* start Dataset rows *

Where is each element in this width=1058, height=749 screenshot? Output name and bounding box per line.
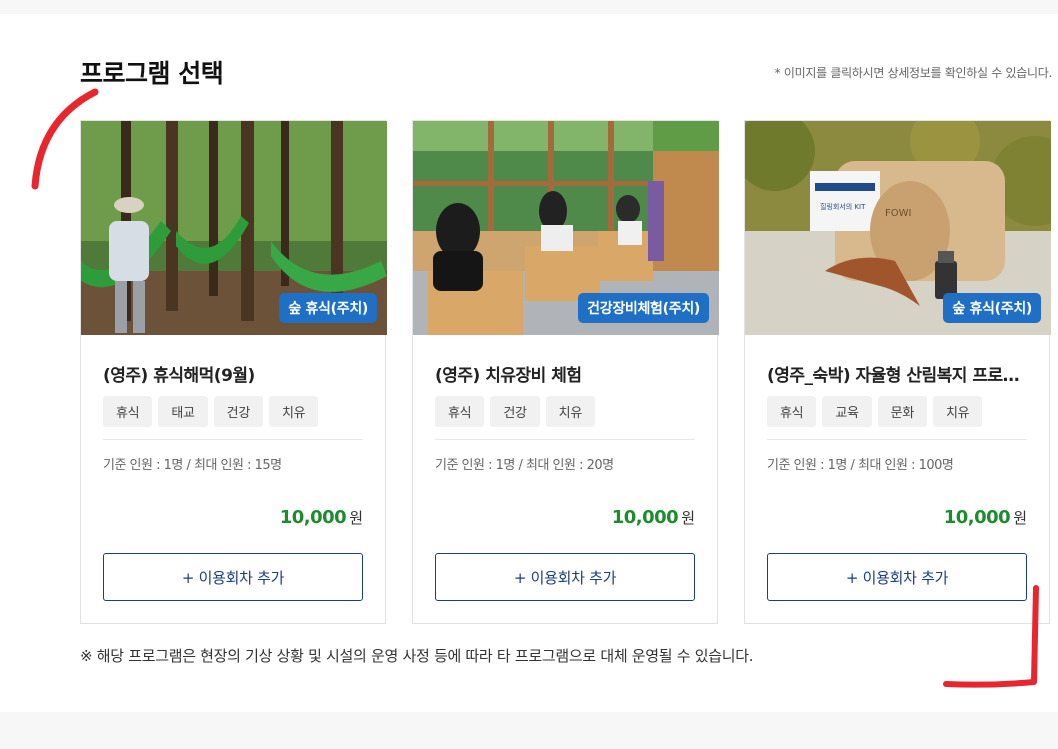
card-divider <box>435 439 695 440</box>
price: 10,000 원 <box>612 507 695 528</box>
category-badge: 건강장비체험(주치) <box>578 293 709 323</box>
price-value: 10,000 <box>279 507 347 528</box>
program-card: 힐링회서의 KIT FOWI 숲 휴식(주치) (영주_숙박) 자율형 산림복지… <box>744 120 1051 624</box>
tag-item: 교육 <box>822 396 872 427</box>
program-card: 숲 휴식(주치) (영주) 휴식해먹(9월) 휴식 태교 건강 치유 기준 인원… <box>80 120 387 624</box>
price-unit: 원 <box>349 509 363 527</box>
tag-item: 문화 <box>877 396 927 427</box>
tag-item: 치유 <box>932 396 983 427</box>
tag-item: 휴식 <box>767 396 817 427</box>
page-title: 프로그램 선택 <box>80 59 224 88</box>
card-divider <box>767 439 1027 440</box>
category-badge: 숲 휴식(주치) <box>943 293 1041 323</box>
tag-item: 휴식 <box>435 396 485 427</box>
tag-item: 치유 <box>545 396 595 427</box>
tag-list: 휴식 태교 건강 치유 <box>103 396 319 427</box>
tag-item: 건강 <box>490 396 540 427</box>
tag-item: 태교 <box>158 396 208 427</box>
capacity-info: 기준 인원 : 1명 / 최대 인원 : 15명 <box>103 458 282 473</box>
price: 10,000 원 <box>280 507 363 528</box>
price-unit: 원 <box>681 509 695 527</box>
tag-item: 휴식 <box>103 396 153 427</box>
tag-list: 휴식 교육 문화 치유 <box>767 396 983 427</box>
tag-item: 치유 <box>268 396 319 427</box>
tag-list: 휴식 건강 치유 <box>435 396 595 427</box>
program-title[interactable]: (영주_숙박) 자율형 산림복지 프로그램 <box>767 361 1029 386</box>
category-badge: 숲 휴식(주치) <box>279 293 377 323</box>
kit-label: 힐링회서의 KIT <box>820 202 866 211</box>
capacity-info: 기준 인원 : 1명 / 최대 인원 : 20명 <box>435 458 614 473</box>
program-image-equipment[interactable]: 건강장비체험(주치) <box>413 121 719 335</box>
program-title[interactable]: (영주) 휴식해먹(9월) <box>103 361 365 386</box>
price-value: 10,000 <box>943 507 1011 528</box>
program-card: 건강장비체험(주치) (영주) 치유장비 체험 휴식 건강 치유 기준 인원 :… <box>412 120 719 624</box>
price-unit: 원 <box>1013 509 1027 527</box>
brand-label: FOWI <box>885 208 911 219</box>
image-click-notice: * 이미지를 클릭하시면 상세정보를 확인하실 수 있습니다. <box>774 66 1053 80</box>
program-image-hammock[interactable]: 숲 휴식(주치) <box>81 121 387 335</box>
card-divider <box>103 439 363 440</box>
add-session-button[interactable]: + 이용회차 추가 <box>103 553 363 601</box>
program-title[interactable]: (영주) 치유장비 체험 <box>435 361 697 386</box>
add-session-button[interactable]: + 이용회차 추가 <box>435 553 695 601</box>
price-value: 10,000 <box>611 507 679 528</box>
price: 10,000 원 <box>944 507 1027 528</box>
capacity-info: 기준 인원 : 1명 / 최대 인원 : 100명 <box>767 458 954 473</box>
add-session-button[interactable]: + 이용회차 추가 <box>767 553 1027 601</box>
program-replacement-notice: ※ 해당 프로그램은 현장의 기상 상황 및 시설의 운영 사정 등에 따라 타… <box>80 647 754 665</box>
tag-item: 건강 <box>213 396 263 427</box>
program-image-kit[interactable]: 힐링회서의 KIT FOWI 숲 휴식(주치) <box>745 121 1051 335</box>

* end Dataset rows *

→ **What to work on**: Reproduce every line of the records above without any change, but omit the pictures.

→ **Solved exercise**:
Where is each element in this width=1058, height=749 screenshot? Output name and bounding box per line.
card-divider <box>435 439 695 440</box>
price: 10,000 원 <box>612 507 695 528</box>
category-badge: 건강장비체험(주치) <box>578 293 709 323</box>
price-value: 10,000 <box>279 507 347 528</box>
program-card: 힐링회서의 KIT FOWI 숲 휴식(주치) (영주_숙박) 자율형 산림복지… <box>744 120 1051 624</box>
tag-item: 교육 <box>822 396 872 427</box>
program-card: 숲 휴식(주치) (영주) 휴식해먹(9월) 휴식 태교 건강 치유 기준 인원… <box>80 120 387 624</box>
price-unit: 원 <box>349 509 363 527</box>
tag-item: 문화 <box>877 396 927 427</box>
tag-item: 치유 <box>932 396 983 427</box>
tag-item: 휴식 <box>767 396 817 427</box>
page-title: 프로그램 선택 <box>80 59 224 88</box>
card-divider <box>767 439 1027 440</box>
category-badge: 숲 휴식(주치) <box>943 293 1041 323</box>
tag-item: 휴식 <box>435 396 485 427</box>
tag-item: 치유 <box>545 396 595 427</box>
tag-list: 휴식 태교 건강 치유 <box>103 396 319 427</box>
tag-item: 건강 <box>490 396 540 427</box>
tag-item: 태교 <box>158 396 208 427</box>
capacity-info: 기준 인원 : 1명 / 최대 인원 : 15명 <box>103 458 282 473</box>
price: 10,000 원 <box>280 507 363 528</box>
price-unit: 원 <box>681 509 695 527</box>
tag-item: 휴식 <box>103 396 153 427</box>
tag-list: 휴식 교육 문화 치유 <box>767 396 983 427</box>
tag-item: 치유 <box>268 396 319 427</box>
tag-list: 휴식 건강 치유 <box>435 396 595 427</box>
program-title[interactable]: (영주_숙박) 자율형 산림복지 프로그램 <box>767 361 1029 386</box>
category-badge: 숲 휴식(주치) <box>279 293 377 323</box>
kit-label: 힐링회서의 KIT <box>820 202 866 211</box>
capacity-info: 기준 인원 : 1명 / 최대 인원 : 20명 <box>435 458 614 473</box>
program-image-equipment[interactable]: 건강장비체험(주치) <box>413 121 719 335</box>
program-title[interactable]: (영주) 휴식해먹(9월) <box>103 361 365 386</box>
price-value: 10,000 <box>943 507 1011 528</box>
program-card: 건강장비체험(주치) (영주) 치유장비 체험 휴식 건강 치유 기준 인원 :… <box>412 120 719 624</box>
price-unit: 원 <box>1013 509 1027 527</box>
brand-label: FOWI <box>885 208 911 219</box>
image-click-notice: * 이미지를 클릭하시면 상세정보를 확인하실 수 있습니다. <box>774 66 1053 80</box>
program-image-hammock[interactable]: 숲 휴식(주치) <box>81 121 387 335</box>
card-divider <box>103 439 363 440</box>
add-session-button[interactable]: + 이용회차 추가 <box>103 553 363 601</box>
program-title[interactable]: (영주) 치유장비 체험 <box>435 361 697 386</box>
add-session-button[interactable]: + 이용회차 추가 <box>435 553 695 601</box>
price-value: 10,000 <box>611 507 679 528</box>
price: 10,000 원 <box>944 507 1027 528</box>
capacity-info: 기준 인원 : 1명 / 최대 인원 : 100명 <box>767 458 954 473</box>
add-session-button[interactable]: + 이용회차 추가 <box>767 553 1027 601</box>
program-replacement-notice: ※ 해당 프로그램은 현장의 기상 상황 및 시설의 운영 사정 등에 따라 타… <box>80 647 754 665</box>
tag-item: 건강 <box>213 396 263 427</box>
program-image-kit[interactable]: 힐링회서의 KIT FOWI 숲 휴식(주치) <box>745 121 1051 335</box>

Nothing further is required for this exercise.